TASK GOAL: Set all the material down again unchanged, without the pictures.

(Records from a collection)
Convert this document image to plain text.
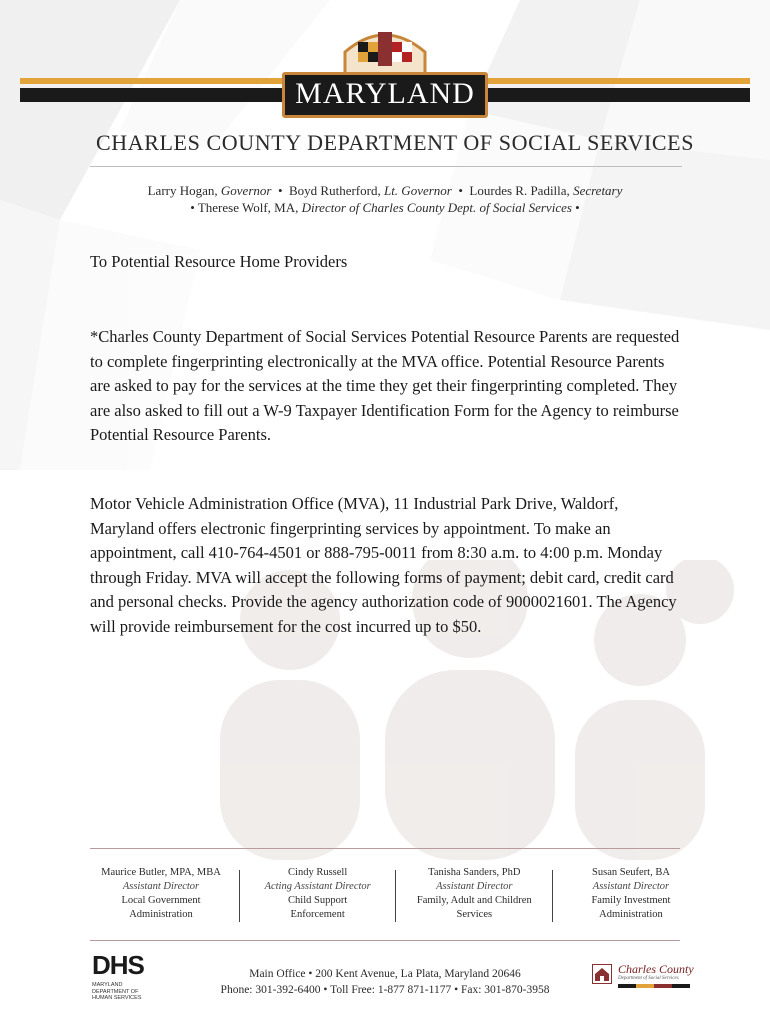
MARYLAND
CHARLES COUNTY DEPARTMENT OF SOCIAL SERVICES
Larry Hogan, Governor • Boyd Rutherford, Lt. Governor • Lourdes R. Padilla, Secretary
• Therese Wolf, MA, Director of Charles County Dept. of Social Services •
To Potential Resource Home Providers

*Charles County Department of Social Services Potential Resource Parents are requested to complete fingerprinting electronically at the MVA office. Potential Resource Parents are asked to pay for the services at the time they get their fingerprinting completed. They are also asked to fill out a W-9 Taxpayer Identification Form for the Agency to reimburse Potential Resource Parents.

Motor Vehicle Administration Office (MVA), 11 Industrial Park Drive, Waldorf, Maryland offers electronic fingerprinting services by appointment. To make an appointment, call 410-764-4501 or 888-795-0011 from 8:30 a.m. to 4:00 p.m. Monday through Friday. MVA will accept the following forms of payment; debit card, credit card and personal checks. Provide the agency authorization code of 9000021601. The Agency will provide reimbursement for the cost incurred up to $50.

Maurice Butler, MPA, MBA
Assistant Director
Local Government
Administration
Cindy Russell
Acting Assistant Director
Child Support
Enforcement
Tanisha Sanders, PhD
Assistant Director
Family, Adult and Children
Services
Susan Seufert, BA
Assistant Director
Family Investment
Administration
DHS
MARYLAND DEPARTMENT OF HUMAN SERVICES
Main Office • 200 Kent Avenue, La Plata, Maryland 20646
Phone: 301-392-6400 • Toll Free: 1-877 871-1177 • Fax: 301-870-3958
Charles County
Department of Social Services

WRITTEN RESPONSE:
Convert this document image to plain text.
MARYLAND
CHARLES COUNTY DEPARTMENT OF SOCIAL SERVICES
Larry Hogan, Governor • Boyd Rutherford, Lt. Governor • Lourdes R. Padilla, Secretary
• Therese Wolf, MA, Director of Charles County Dept. of Social Services •
To Potential Resource Home Providers

*Charles County Department of Social Services Potential Resource Parents are requested to complete fingerprinting electronically at the MVA office. Potential Resource Parents are asked to pay for the services at the time they get their fingerprinting completed. They are also asked to fill out a W-9 Taxpayer Identification Form for the Agency to reimburse Potential Resource Parents.

Motor Vehicle Administration Office (MVA), 11 Industrial Park Drive, Waldorf, Maryland offers electronic fingerprinting services by appointment. To make an appointment, call 410-764-4501 or 888-795-0011 from 8:30 a.m. to 4:00 p.m. Monday through Friday. MVA will accept the following forms of payment; debit card, credit card and personal checks. Provide the agency authorization code of 9000021601. The Agency will provide reimbursement for the cost incurred up to $50.

Maurice Butler, MPA, MBA
Assistant Director
Local Government
Administration
Cindy Russell
Acting Assistant Director
Child Support
Enforcement
Tanisha Sanders, PhD
Assistant Director
Family, Adult and Children
Services
Susan Seufert, BA
Assistant Director
Family Investment
Administration
DHS
MARYLAND DEPARTMENT OF HUMAN SERVICES
Main Office • 200 Kent Avenue, La Plata, Maryland 20646
Phone: 301-392-6400 • Toll Free: 1-877 871-1177 • Fax: 301-870-3958
Charles County
Department of Social Services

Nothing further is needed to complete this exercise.